— Start of Material to process —
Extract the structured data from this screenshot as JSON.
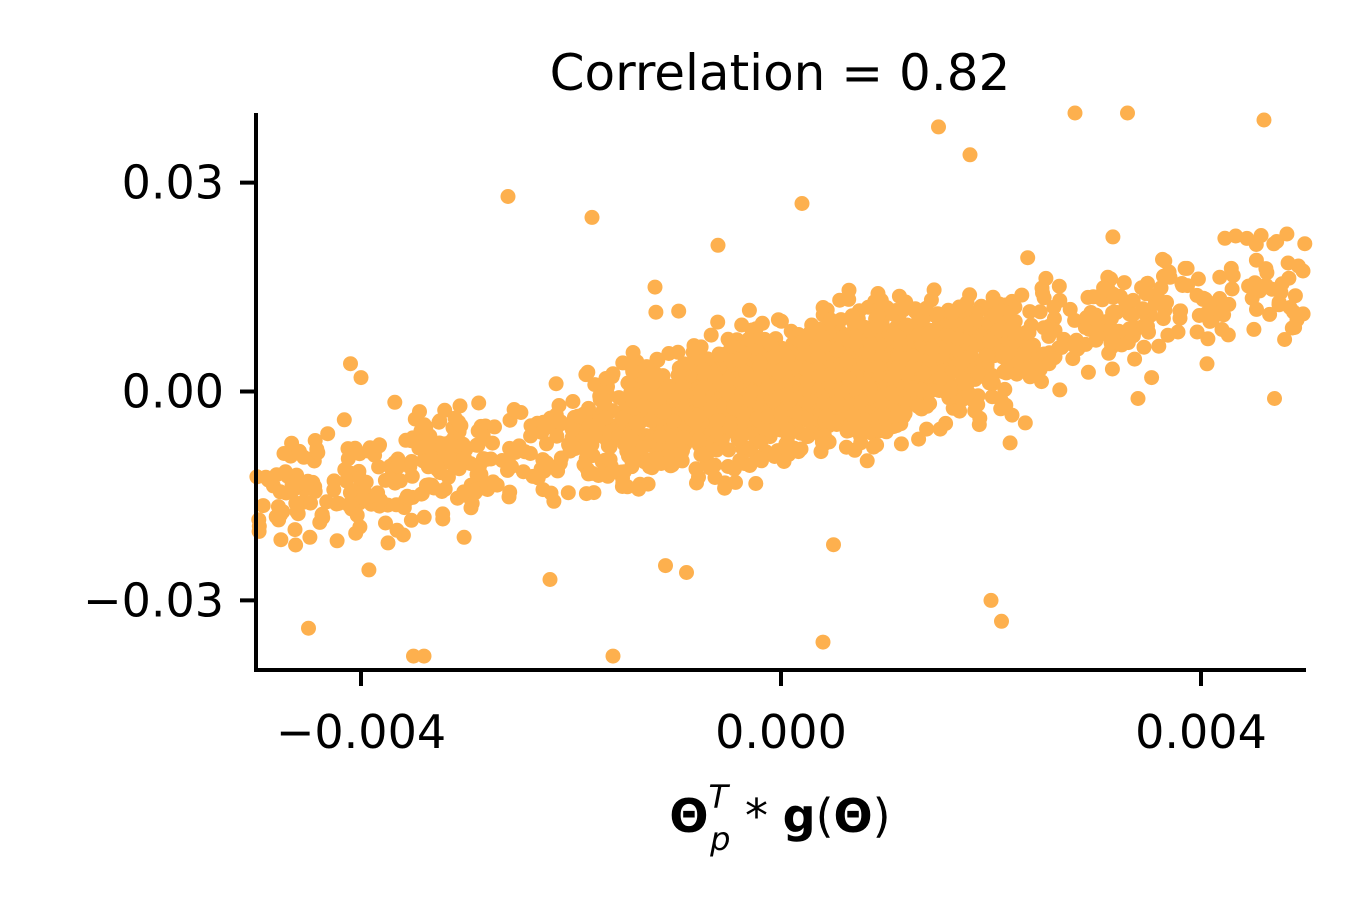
{
  "chart_data": {
    "type": "scatter",
    "title": "Correlation = 0.82",
    "xlabel": {
      "theta": "Θ",
      "subscript": "p",
      "superscript": "T",
      "operator": " * ",
      "g": "g",
      "open_paren": "(",
      "close_paren": ")"
    },
    "ylabel": "",
    "xlim": [
      -0.005,
      0.005
    ],
    "ylim": [
      -0.04,
      0.04
    ],
    "xticks": [
      -0.004,
      0.0,
      0.004
    ],
    "xtick_labels": [
      "−0.004",
      "0.000",
      "0.004"
    ],
    "yticks": [
      -0.03,
      0.0,
      0.03
    ],
    "ytick_labels": [
      "−0.03",
      "0.00",
      "0.03"
    ],
    "correlation": 0.82,
    "n_points": 2600,
    "color": "#fdb04e",
    "grid": false,
    "legend": "none",
    "outliers": [
      {
        "x": -0.0026,
        "y": 0.028
      },
      {
        "x": -0.0018,
        "y": 0.025
      },
      {
        "x": 0.0002,
        "y": 0.027
      },
      {
        "x": 0.0015,
        "y": 0.038
      },
      {
        "x": 0.0018,
        "y": 0.034
      },
      {
        "x": 0.0028,
        "y": 0.04
      },
      {
        "x": 0.0033,
        "y": 0.04
      },
      {
        "x": 0.0046,
        "y": 0.039
      },
      {
        "x": -0.0045,
        "y": -0.034
      },
      {
        "x": -0.0035,
        "y": -0.038
      },
      {
        "x": -0.0034,
        "y": -0.038
      },
      {
        "x": -0.0016,
        "y": -0.038
      },
      {
        "x": 0.0004,
        "y": -0.036
      },
      {
        "x": 0.002,
        "y": -0.03
      },
      {
        "x": 0.0021,
        "y": -0.033
      },
      {
        "x": -0.0011,
        "y": -0.025
      },
      {
        "x": -0.0009,
        "y": -0.026
      },
      {
        "x": -0.0022,
        "y": -0.027
      },
      {
        "x": 0.0005,
        "y": -0.022
      },
      {
        "x": -0.0041,
        "y": 0.004
      },
      {
        "x": -0.004,
        "y": 0.002
      },
      {
        "x": 0.0047,
        "y": -0.001
      },
      {
        "x": 0.0034,
        "y": -0.001
      },
      {
        "x": -0.0006,
        "y": 0.021
      },
      {
        "x": -0.0012,
        "y": 0.015
      }
    ]
  }
}
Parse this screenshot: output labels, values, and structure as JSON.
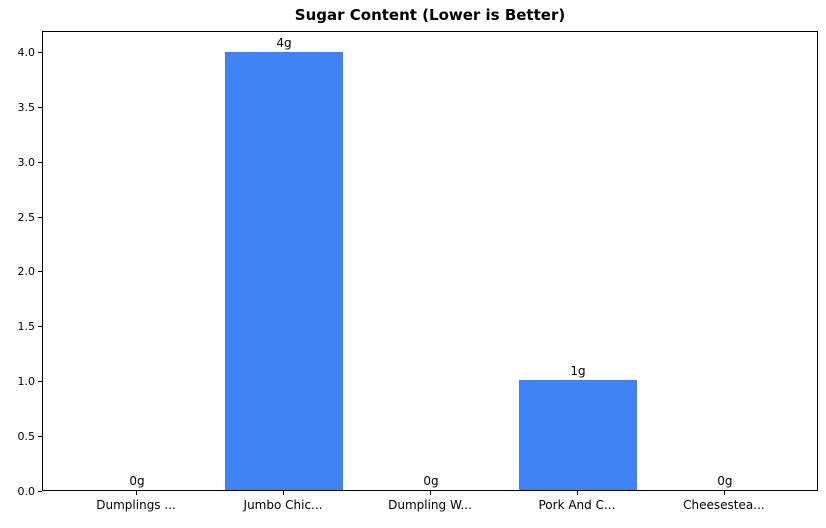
{
  "chart_data": {
    "type": "bar",
    "title": "Sugar Content (Lower is Better)",
    "categories": [
      "Dumplings ...",
      "Jumbo Chic...",
      "Dumpling W...",
      "Pork And C...",
      "Cheesestea..."
    ],
    "values": [
      0,
      4,
      0,
      1,
      0
    ],
    "bar_labels": [
      "0g",
      "4g",
      "0g",
      "1g",
      "0g"
    ],
    "xlabel": "",
    "ylabel": "",
    "ylim": [
      0,
      4.2
    ],
    "y_ticks": [
      "0.0",
      "0.5",
      "1.0",
      "1.5",
      "2.0",
      "2.5",
      "3.0",
      "3.5",
      "4.0"
    ],
    "bar_color": "#3E82F4",
    "axis_color": "#000000",
    "background_color": "#ffffff",
    "grid": false,
    "legend": null
  }
}
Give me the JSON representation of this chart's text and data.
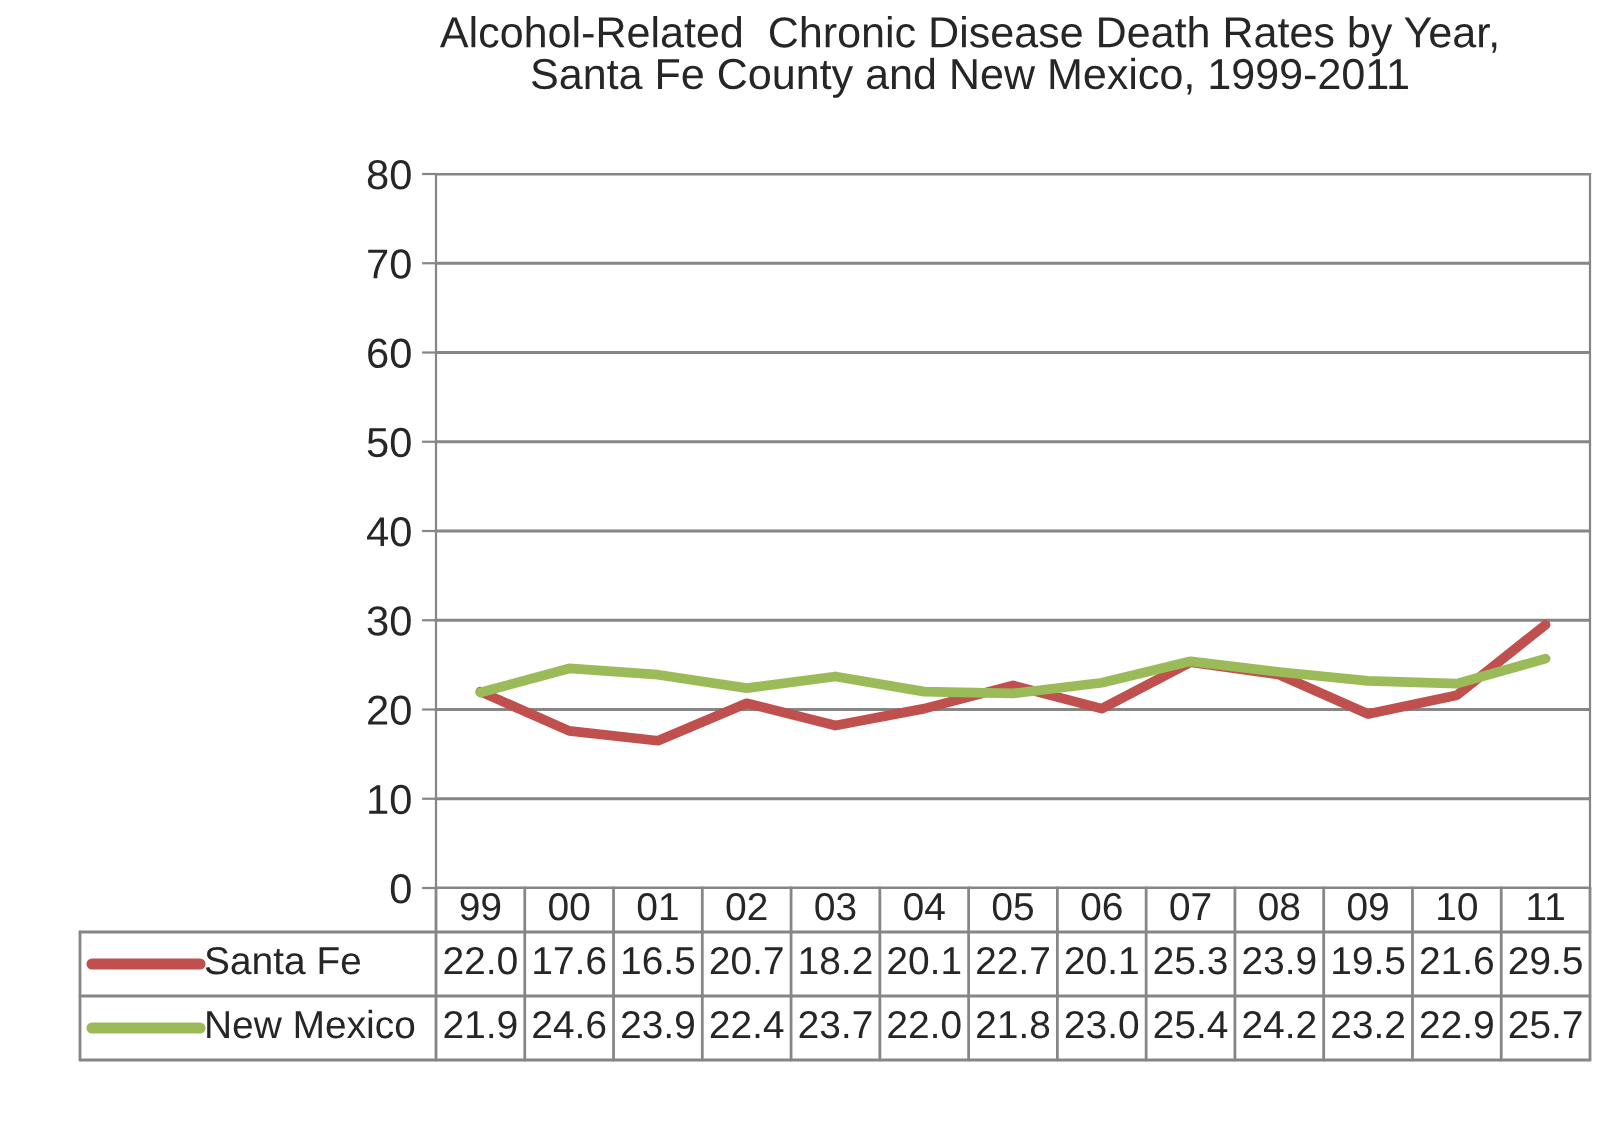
{
  "chart_data": {
    "type": "line",
    "title": "Alcohol-Related  Chronic Disease Death Rates by Year,\nSanta Fe County and New Mexico, 1999-2011",
    "categories": [
      "99",
      "00",
      "01",
      "02",
      "03",
      "04",
      "05",
      "06",
      "07",
      "08",
      "09",
      "10",
      "11"
    ],
    "series": [
      {
        "name": "Santa Fe",
        "color": "#c0504d",
        "values": [
          22.0,
          17.6,
          16.5,
          20.7,
          18.2,
          20.1,
          22.7,
          20.1,
          25.3,
          23.9,
          19.5,
          21.6,
          29.5
        ],
        "value_labels": [
          "22.0",
          "17.6",
          "16.5",
          "20.7",
          "18.2",
          "20.1",
          "22.7",
          "20.1",
          "25.3",
          "23.9",
          "19.5",
          "21.6",
          "29.5"
        ]
      },
      {
        "name": "New Mexico",
        "color": "#9bbb59",
        "values": [
          21.9,
          24.6,
          23.9,
          22.4,
          23.7,
          22.0,
          21.8,
          23.0,
          25.4,
          24.2,
          23.2,
          22.9,
          25.7
        ],
        "value_labels": [
          "21.9",
          "24.6",
          "23.9",
          "22.4",
          "23.7",
          "22.0",
          "21.8",
          "23.0",
          "25.4",
          "24.2",
          "23.2",
          "22.9",
          "25.7"
        ]
      }
    ],
    "ylim": [
      0,
      80
    ],
    "yticks": [
      0,
      10,
      20,
      30,
      40,
      50,
      60,
      70,
      80
    ],
    "grid": "y",
    "legend": "bottom left"
  }
}
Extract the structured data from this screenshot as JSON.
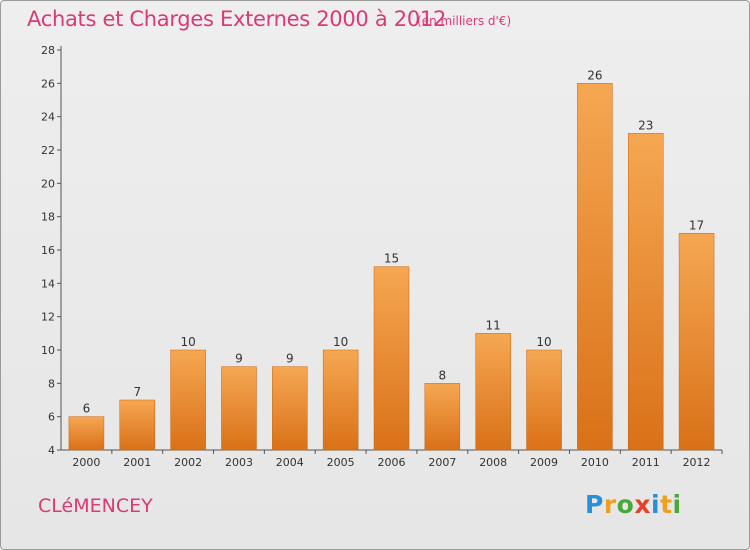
{
  "header": {
    "title": "Achats et Charges Externes 2000 à 2012",
    "subtitle": "(en milliers d'€)"
  },
  "footer": {
    "place_name": "CLéMENCEY",
    "logo_text": "Proxiti",
    "logo_letters": [
      {
        "ch": "P",
        "color": "#2a8fd6"
      },
      {
        "ch": "r",
        "color": "#f0a020"
      },
      {
        "ch": "o",
        "color": "#49a83a"
      },
      {
        "ch": "x",
        "color": "#e8402a"
      },
      {
        "ch": "i",
        "color": "#2a8fd6"
      },
      {
        "ch": "t",
        "color": "#f0a020"
      },
      {
        "ch": "i",
        "color": "#49a83a"
      }
    ]
  },
  "colors": {
    "accent": "#d93a78",
    "bar_light": "#f6a752",
    "bar_dark": "#d97118"
  },
  "chart_data": {
    "type": "bar",
    "title": "Achats et Charges Externes 2000 à 2012",
    "subtitle": "(en milliers d'€)",
    "xlabel": "",
    "ylabel": "",
    "categories": [
      "2000",
      "2001",
      "2002",
      "2003",
      "2004",
      "2005",
      "2006",
      "2007",
      "2008",
      "2009",
      "2010",
      "2011",
      "2012"
    ],
    "values": [
      6,
      7,
      10,
      9,
      9,
      10,
      15,
      8,
      11,
      10,
      26,
      23,
      17
    ],
    "ylim": [
      4,
      28
    ],
    "yticks": [
      4,
      6,
      8,
      10,
      12,
      14,
      16,
      18,
      20,
      22,
      24,
      26,
      28
    ],
    "grid": false,
    "legend": "none"
  }
}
— End of Material to process —
* What to do *
Repeat the data above exactly, but not the pictures.

* Worked solution *
Extract the structured data from this screenshot as JSON.
{
  "chart_data": {
    "type": "scatter",
    "title": "Correlation = 0.82",
    "xlabel": {
      "theta": "Θ",
      "subscript": "p",
      "superscript": "T",
      "operator": " * ",
      "g": "g",
      "open_paren": "(",
      "close_paren": ")"
    },
    "ylabel": "",
    "xlim": [
      -0.005,
      0.005
    ],
    "ylim": [
      -0.04,
      0.04
    ],
    "xticks": [
      -0.004,
      0.0,
      0.004
    ],
    "xtick_labels": [
      "−0.004",
      "0.000",
      "0.004"
    ],
    "yticks": [
      -0.03,
      0.0,
      0.03
    ],
    "ytick_labels": [
      "−0.03",
      "0.00",
      "0.03"
    ],
    "correlation": 0.82,
    "n_points": 2600,
    "color": "#fdb04e",
    "grid": false,
    "legend": "none",
    "outliers": [
      {
        "x": -0.0026,
        "y": 0.028
      },
      {
        "x": -0.0018,
        "y": 0.025
      },
      {
        "x": 0.0002,
        "y": 0.027
      },
      {
        "x": 0.0015,
        "y": 0.038
      },
      {
        "x": 0.0018,
        "y": 0.034
      },
      {
        "x": 0.0028,
        "y": 0.04
      },
      {
        "x": 0.0033,
        "y": 0.04
      },
      {
        "x": 0.0046,
        "y": 0.039
      },
      {
        "x": -0.0045,
        "y": -0.034
      },
      {
        "x": -0.0035,
        "y": -0.038
      },
      {
        "x": -0.0034,
        "y": -0.038
      },
      {
        "x": -0.0016,
        "y": -0.038
      },
      {
        "x": 0.0004,
        "y": -0.036
      },
      {
        "x": 0.002,
        "y": -0.03
      },
      {
        "x": 0.0021,
        "y": -0.033
      },
      {
        "x": -0.0011,
        "y": -0.025
      },
      {
        "x": -0.0009,
        "y": -0.026
      },
      {
        "x": -0.0022,
        "y": -0.027
      },
      {
        "x": 0.0005,
        "y": -0.022
      },
      {
        "x": -0.0041,
        "y": 0.004
      },
      {
        "x": -0.004,
        "y": 0.002
      },
      {
        "x": 0.0047,
        "y": -0.001
      },
      {
        "x": 0.0034,
        "y": -0.001
      },
      {
        "x": -0.0006,
        "y": 0.021
      },
      {
        "x": -0.0012,
        "y": 0.015
      }
    ]
  }
}
Parse this screenshot: output labels, values, and structure as JSON.
{
  "chart_data": {
    "type": "bar",
    "title": "Sugar Content (Lower is Better)",
    "categories": [
      "Dumplings ...",
      "Jumbo Chic...",
      "Dumpling W...",
      "Pork And C...",
      "Cheesestea..."
    ],
    "values": [
      0,
      4,
      0,
      1,
      0
    ],
    "bar_labels": [
      "0g",
      "4g",
      "0g",
      "1g",
      "0g"
    ],
    "xlabel": "",
    "ylabel": "",
    "ylim": [
      0,
      4.2
    ],
    "y_ticks": [
      "0.0",
      "0.5",
      "1.0",
      "1.5",
      "2.0",
      "2.5",
      "3.0",
      "3.5",
      "4.0"
    ],
    "bar_color": "#3E82F4",
    "axis_color": "#000000",
    "background_color": "#ffffff",
    "grid": false,
    "legend": null
  }
}
Give me the JSON representation of this chart's text and data.
{
  "chart_data": {
    "type": "line",
    "title": "Alcohol-Related  Chronic Disease Death Rates by Year,\nSanta Fe County and New Mexico, 1999-2011",
    "categories": [
      "99",
      "00",
      "01",
      "02",
      "03",
      "04",
      "05",
      "06",
      "07",
      "08",
      "09",
      "10",
      "11"
    ],
    "series": [
      {
        "name": "Santa Fe",
        "color": "#c0504d",
        "values": [
          22.0,
          17.6,
          16.5,
          20.7,
          18.2,
          20.1,
          22.7,
          20.1,
          25.3,
          23.9,
          19.5,
          21.6,
          29.5
        ],
        "value_labels": [
          "22.0",
          "17.6",
          "16.5",
          "20.7",
          "18.2",
          "20.1",
          "22.7",
          "20.1",
          "25.3",
          "23.9",
          "19.5",
          "21.6",
          "29.5"
        ]
      },
      {
        "name": "New Mexico",
        "color": "#9bbb59",
        "values": [
          21.9,
          24.6,
          23.9,
          22.4,
          23.7,
          22.0,
          21.8,
          23.0,
          25.4,
          24.2,
          23.2,
          22.9,
          25.7
        ],
        "value_labels": [
          "21.9",
          "24.6",
          "23.9",
          "22.4",
          "23.7",
          "22.0",
          "21.8",
          "23.0",
          "25.4",
          "24.2",
          "23.2",
          "22.9",
          "25.7"
        ]
      }
    ],
    "ylim": [
      0,
      80
    ],
    "yticks": [
      0,
      10,
      20,
      30,
      40,
      50,
      60,
      70,
      80
    ],
    "grid": "y",
    "legend": "bottom left"
  }
}
Extract the structured data from this screenshot as JSON.
{
  "header": {
    "title": "Achats et Charges Externes 2000 à 2012",
    "subtitle": "(en milliers d'€)"
  },
  "footer": {
    "place_name": "CLéMENCEY",
    "logo_text": "Proxiti",
    "logo_letters": [
      {
        "ch": "P",
        "color": "#2a8fd6"
      },
      {
        "ch": "r",
        "color": "#f0a020"
      },
      {
        "ch": "o",
        "color": "#49a83a"
      },
      {
        "ch": "x",
        "color": "#e8402a"
      },
      {
        "ch": "i",
        "color": "#2a8fd6"
      },
      {
        "ch": "t",
        "color": "#f0a020"
      },
      {
        "ch": "i",
        "color": "#49a83a"
      }
    ]
  },
  "colors": {
    "accent": "#d93a78",
    "bar_light": "#f6a752",
    "bar_dark": "#d97118"
  },
  "chart_data": {
    "type": "bar",
    "title": "Achats et Charges Externes 2000 à 2012",
    "subtitle": "(en milliers d'€)",
    "xlabel": "",
    "ylabel": "",
    "categories": [
      "2000",
      "2001",
      "2002",
      "2003",
      "2004",
      "2005",
      "2006",
      "2007",
      "2008",
      "2009",
      "2010",
      "2011",
      "2012"
    ],
    "values": [
      6,
      7,
      10,
      9,
      9,
      10,
      15,
      8,
      11,
      10,
      26,
      23,
      17
    ],
    "ylim": [
      4,
      28
    ],
    "yticks": [
      4,
      6,
      8,
      10,
      12,
      14,
      16,
      18,
      20,
      22,
      24,
      26,
      28
    ],
    "grid": false,
    "legend": "none"
  }
}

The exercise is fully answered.